----- SOURCE MATERIAL -----

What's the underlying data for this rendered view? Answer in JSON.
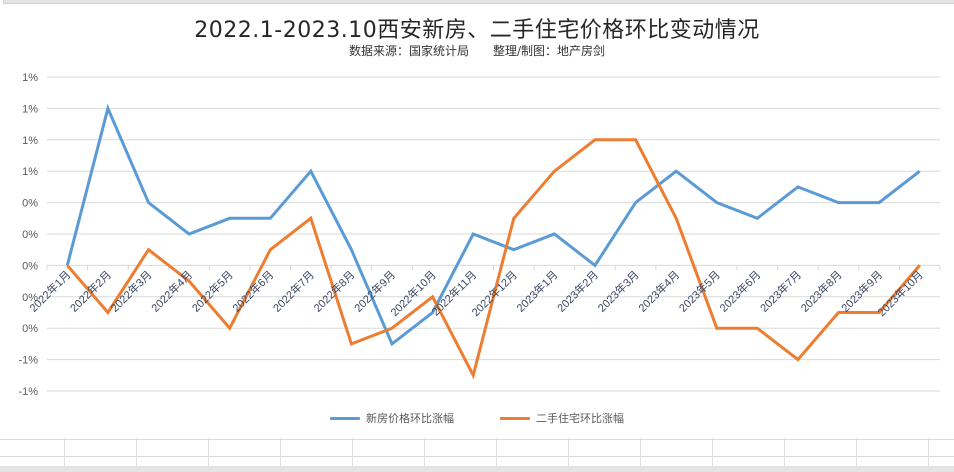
{
  "chart_data": {
    "type": "line",
    "title": "2022.1-2023.10西安新房、二手住宅价格环比变动情况",
    "subtitle": "数据来源：国家统计局　　整理/制图：地产房剑",
    "xlabel": "",
    "ylabel": "",
    "ylim": [
      -0.8,
      1.2
    ],
    "y_ticks": [
      1.2,
      1.0,
      0.8,
      0.6,
      0.4,
      0.2,
      0.0,
      -0.2,
      -0.4,
      -0.6,
      -0.8
    ],
    "y_tick_labels": [
      "1%",
      "1%",
      "1%",
      "1%",
      "0%",
      "0%",
      "0%",
      "0%",
      "0%",
      "-1%",
      "-1%"
    ],
    "grid": true,
    "legend_position": "bottom",
    "categories": [
      "2022年1月",
      "2022年2月",
      "2022年3月",
      "2022年4月",
      "2022年5月",
      "2022年6月",
      "2022年7月",
      "2022年8月",
      "2022年9月",
      "2022年10月",
      "2022年11月",
      "2022年12月",
      "2023年1月",
      "2023年2月",
      "2023年3月",
      "2023年4月",
      "2023年5月",
      "2023年6月",
      "2023年7月",
      "2023年8月",
      "2023年9月",
      "2023年10月"
    ],
    "series": [
      {
        "name": "新房价格环比涨幅",
        "color": "#5B9BD5",
        "values": [
          0.0,
          1.0,
          0.4,
          0.2,
          0.3,
          0.3,
          0.6,
          0.1,
          -0.5,
          -0.3,
          0.2,
          0.1,
          0.2,
          0.0,
          0.4,
          0.6,
          0.4,
          0.3,
          0.5,
          0.4,
          0.4,
          0.6
        ]
      },
      {
        "name": "二手住宅环比涨幅",
        "color": "#ED7D31",
        "values": [
          0.0,
          -0.3,
          0.1,
          -0.1,
          -0.4,
          0.1,
          0.3,
          -0.5,
          -0.4,
          -0.2,
          -0.7,
          0.3,
          0.6,
          0.8,
          0.8,
          0.3,
          -0.4,
          -0.4,
          -0.6,
          -0.3,
          -0.3,
          0.0
        ]
      }
    ]
  },
  "colors": {
    "gridline": "#d9d9d9",
    "axis_text": "#595959",
    "category_text": "#3a4660"
  }
}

-----

### TASK DIRECTIONS
Skip the pictures and print each record exactly as it stands.

### WRITTEN REPLY
What's the underlying data for this rendered view? Answer in JSON.
{
  "chart_data": {
    "type": "line",
    "title": "2022.1-2023.10西安新房、二手住宅价格环比变动情况",
    "subtitle": "数据来源：国家统计局　　整理/制图：地产房剑",
    "xlabel": "",
    "ylabel": "",
    "ylim": [
      -0.8,
      1.2
    ],
    "y_ticks": [
      1.2,
      1.0,
      0.8,
      0.6,
      0.4,
      0.2,
      0.0,
      -0.2,
      -0.4,
      -0.6,
      -0.8
    ],
    "y_tick_labels": [
      "1%",
      "1%",
      "1%",
      "1%",
      "0%",
      "0%",
      "0%",
      "0%",
      "0%",
      "-1%",
      "-1%"
    ],
    "grid": true,
    "legend_position": "bottom",
    "categories": [
      "2022年1月",
      "2022年2月",
      "2022年3月",
      "2022年4月",
      "2022年5月",
      "2022年6月",
      "2022年7月",
      "2022年8月",
      "2022年9月",
      "2022年10月",
      "2022年11月",
      "2022年12月",
      "2023年1月",
      "2023年2月",
      "2023年3月",
      "2023年4月",
      "2023年5月",
      "2023年6月",
      "2023年7月",
      "2023年8月",
      "2023年9月",
      "2023年10月"
    ],
    "series": [
      {
        "name": "新房价格环比涨幅",
        "color": "#5B9BD5",
        "values": [
          0.0,
          1.0,
          0.4,
          0.2,
          0.3,
          0.3,
          0.6,
          0.1,
          -0.5,
          -0.3,
          0.2,
          0.1,
          0.2,
          0.0,
          0.4,
          0.6,
          0.4,
          0.3,
          0.5,
          0.4,
          0.4,
          0.6
        ]
      },
      {
        "name": "二手住宅环比涨幅",
        "color": "#ED7D31",
        "values": [
          0.0,
          -0.3,
          0.1,
          -0.1,
          -0.4,
          0.1,
          0.3,
          -0.5,
          -0.4,
          -0.2,
          -0.7,
          0.3,
          0.6,
          0.8,
          0.8,
          0.3,
          -0.4,
          -0.4,
          -0.6,
          -0.3,
          -0.3,
          0.0
        ]
      }
    ]
  },
  "colors": {
    "gridline": "#d9d9d9",
    "axis_text": "#595959",
    "category_text": "#3a4660"
  }
}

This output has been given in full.